[A block of data]

____

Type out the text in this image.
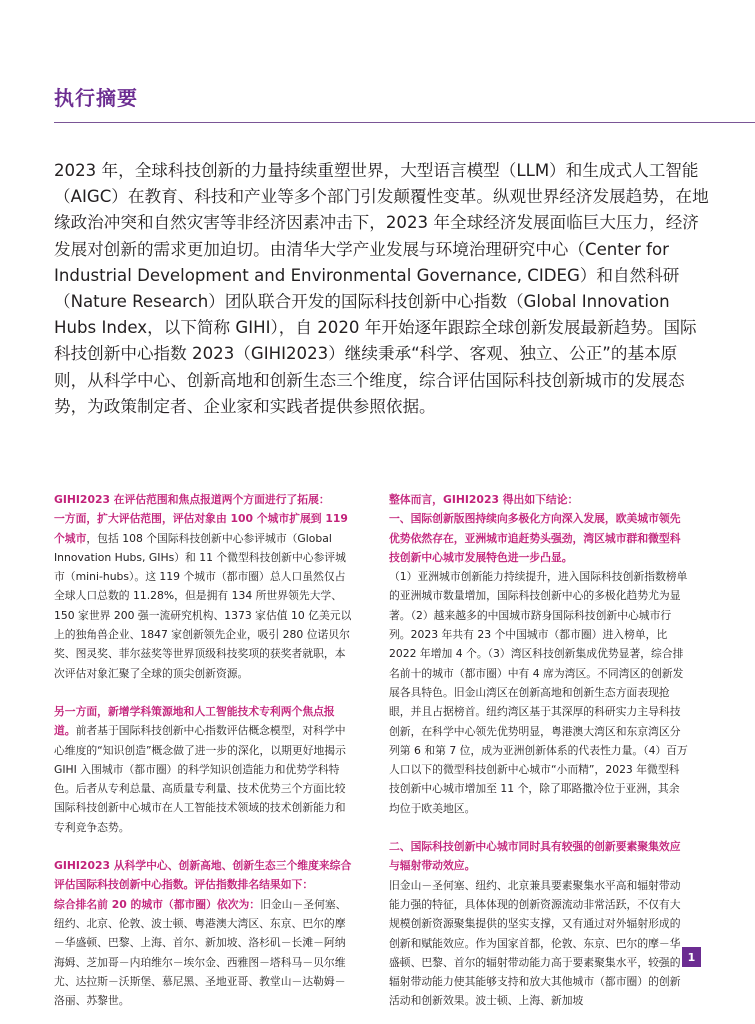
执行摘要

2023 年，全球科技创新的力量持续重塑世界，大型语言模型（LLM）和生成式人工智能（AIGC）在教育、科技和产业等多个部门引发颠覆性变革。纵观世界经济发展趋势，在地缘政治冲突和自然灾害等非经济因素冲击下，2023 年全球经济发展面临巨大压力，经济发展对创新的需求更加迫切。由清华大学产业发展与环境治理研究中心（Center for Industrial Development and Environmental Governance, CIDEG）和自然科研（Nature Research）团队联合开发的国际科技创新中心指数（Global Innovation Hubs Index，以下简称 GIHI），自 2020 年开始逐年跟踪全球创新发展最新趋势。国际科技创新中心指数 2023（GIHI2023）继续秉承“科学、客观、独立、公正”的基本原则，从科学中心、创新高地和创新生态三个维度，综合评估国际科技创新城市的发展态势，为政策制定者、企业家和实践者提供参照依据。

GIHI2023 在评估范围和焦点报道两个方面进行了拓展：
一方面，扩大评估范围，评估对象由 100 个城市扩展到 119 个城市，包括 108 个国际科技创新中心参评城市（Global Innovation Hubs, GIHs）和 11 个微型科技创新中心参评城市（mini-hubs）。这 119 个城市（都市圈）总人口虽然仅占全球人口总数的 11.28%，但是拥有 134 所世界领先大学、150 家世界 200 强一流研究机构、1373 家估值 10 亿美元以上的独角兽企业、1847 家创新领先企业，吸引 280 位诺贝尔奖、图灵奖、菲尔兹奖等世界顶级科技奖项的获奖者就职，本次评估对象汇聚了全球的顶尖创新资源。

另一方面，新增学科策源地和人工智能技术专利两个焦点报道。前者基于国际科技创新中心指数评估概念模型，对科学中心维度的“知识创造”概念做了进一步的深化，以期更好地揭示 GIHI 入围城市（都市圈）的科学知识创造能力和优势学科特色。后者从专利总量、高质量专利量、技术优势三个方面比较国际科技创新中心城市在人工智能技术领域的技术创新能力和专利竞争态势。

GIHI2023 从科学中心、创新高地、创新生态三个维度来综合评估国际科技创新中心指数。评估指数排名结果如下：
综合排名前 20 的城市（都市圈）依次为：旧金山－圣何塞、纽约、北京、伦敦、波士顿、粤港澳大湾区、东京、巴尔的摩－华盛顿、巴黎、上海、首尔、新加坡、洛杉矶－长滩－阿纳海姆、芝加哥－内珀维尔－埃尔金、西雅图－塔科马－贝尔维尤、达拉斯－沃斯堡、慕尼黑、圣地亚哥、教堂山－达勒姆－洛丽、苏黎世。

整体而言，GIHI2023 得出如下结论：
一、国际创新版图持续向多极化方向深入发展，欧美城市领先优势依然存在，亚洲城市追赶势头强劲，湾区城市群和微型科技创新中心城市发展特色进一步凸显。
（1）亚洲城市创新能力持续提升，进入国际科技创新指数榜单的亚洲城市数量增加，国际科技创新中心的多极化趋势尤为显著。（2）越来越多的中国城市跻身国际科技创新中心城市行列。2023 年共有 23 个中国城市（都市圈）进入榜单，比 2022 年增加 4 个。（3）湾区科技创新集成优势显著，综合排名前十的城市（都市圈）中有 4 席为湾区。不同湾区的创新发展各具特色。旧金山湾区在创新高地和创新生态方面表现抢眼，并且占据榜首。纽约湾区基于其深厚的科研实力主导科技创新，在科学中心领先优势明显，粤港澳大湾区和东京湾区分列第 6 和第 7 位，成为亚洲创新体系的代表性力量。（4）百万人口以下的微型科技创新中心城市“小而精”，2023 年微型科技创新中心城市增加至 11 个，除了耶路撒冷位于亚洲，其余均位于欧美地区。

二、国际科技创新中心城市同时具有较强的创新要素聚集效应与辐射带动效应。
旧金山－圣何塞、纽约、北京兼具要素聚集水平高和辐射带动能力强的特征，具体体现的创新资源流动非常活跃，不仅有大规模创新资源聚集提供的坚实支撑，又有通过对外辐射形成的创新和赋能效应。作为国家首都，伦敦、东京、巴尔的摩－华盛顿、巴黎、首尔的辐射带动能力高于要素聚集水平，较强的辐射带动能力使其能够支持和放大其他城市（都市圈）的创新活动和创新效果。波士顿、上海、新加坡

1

____

- _WORK INSTRUCTIONS_
Repeat the data exactly, excluding the pictures.

- _OUTPUT OF THE TASK_
Type out the text in this image.
执行摘要

2023 年，全球科技创新的力量持续重塑世界，大型语言模型（LLM）和生成式人工智能（AIGC）在教育、科技和产业等多个部门引发颠覆性变革。纵观世界经济发展趋势，在地缘政治冲突和自然灾害等非经济因素冲击下，2023 年全球经济发展面临巨大压力，经济发展对创新的需求更加迫切。由清华大学产业发展与环境治理研究中心（Center for Industrial Development and Environmental Governance, CIDEG）和自然科研（Nature Research）团队联合开发的国际科技创新中心指数（Global Innovation Hubs Index，以下简称 GIHI），自 2020 年开始逐年跟踪全球创新发展最新趋势。国际科技创新中心指数 2023（GIHI2023）继续秉承“科学、客观、独立、公正”的基本原则，从科学中心、创新高地和创新生态三个维度，综合评估国际科技创新城市的发展态势，为政策制定者、企业家和实践者提供参照依据。

GIHI2023 在评估范围和焦点报道两个方面进行了拓展：
一方面，扩大评估范围，评估对象由 100 个城市扩展到 119 个城市，包括 108 个国际科技创新中心参评城市（Global Innovation Hubs, GIHs）和 11 个微型科技创新中心参评城市（mini-hubs）。这 119 个城市（都市圈）总人口虽然仅占全球人口总数的 11.28%，但是拥有 134 所世界领先大学、150 家世界 200 强一流研究机构、1373 家估值 10 亿美元以上的独角兽企业、1847 家创新领先企业，吸引 280 位诺贝尔奖、图灵奖、菲尔兹奖等世界顶级科技奖项的获奖者就职，本次评估对象汇聚了全球的顶尖创新资源。

另一方面，新增学科策源地和人工智能技术专利两个焦点报道。前者基于国际科技创新中心指数评估概念模型，对科学中心维度的“知识创造”概念做了进一步的深化，以期更好地揭示 GIHI 入围城市（都市圈）的科学知识创造能力和优势学科特色。后者从专利总量、高质量专利量、技术优势三个方面比较国际科技创新中心城市在人工智能技术领域的技术创新能力和专利竞争态势。

GIHI2023 从科学中心、创新高地、创新生态三个维度来综合评估国际科技创新中心指数。评估指数排名结果如下：
综合排名前 20 的城市（都市圈）依次为：旧金山－圣何塞、纽约、北京、伦敦、波士顿、粤港澳大湾区、东京、巴尔的摩－华盛顿、巴黎、上海、首尔、新加坡、洛杉矶－长滩－阿纳海姆、芝加哥－内珀维尔－埃尔金、西雅图－塔科马－贝尔维尤、达拉斯－沃斯堡、慕尼黑、圣地亚哥、教堂山－达勒姆－洛丽、苏黎世。

整体而言，GIHI2023 得出如下结论：
一、国际创新版图持续向多极化方向深入发展，欧美城市领先优势依然存在，亚洲城市追赶势头强劲，湾区城市群和微型科技创新中心城市发展特色进一步凸显。
（1）亚洲城市创新能力持续提升，进入国际科技创新指数榜单的亚洲城市数量增加，国际科技创新中心的多极化趋势尤为显著。（2）越来越多的中国城市跻身国际科技创新中心城市行列。2023 年共有 23 个中国城市（都市圈）进入榜单，比 2022 年增加 4 个。（3）湾区科技创新集成优势显著，综合排名前十的城市（都市圈）中有 4 席为湾区。不同湾区的创新发展各具特色。旧金山湾区在创新高地和创新生态方面表现抢眼，并且占据榜首。纽约湾区基于其深厚的科研实力主导科技创新，在科学中心领先优势明显，粤港澳大湾区和东京湾区分列第 6 和第 7 位，成为亚洲创新体系的代表性力量。（4）百万人口以下的微型科技创新中心城市“小而精”，2023 年微型科技创新中心城市增加至 11 个，除了耶路撒冷位于亚洲，其余均位于欧美地区。

二、国际科技创新中心城市同时具有较强的创新要素聚集效应与辐射带动效应。
旧金山－圣何塞、纽约、北京兼具要素聚集水平高和辐射带动能力强的特征，具体体现的创新资源流动非常活跃，不仅有大规模创新资源聚集提供的坚实支撑，又有通过对外辐射形成的创新和赋能效应。作为国家首都，伦敦、东京、巴尔的摩－华盛顿、巴黎、首尔的辐射带动能力高于要素聚集水平，较强的辐射带动能力使其能够支持和放大其他城市（都市圈）的创新活动和创新效果。波士顿、上海、新加坡

1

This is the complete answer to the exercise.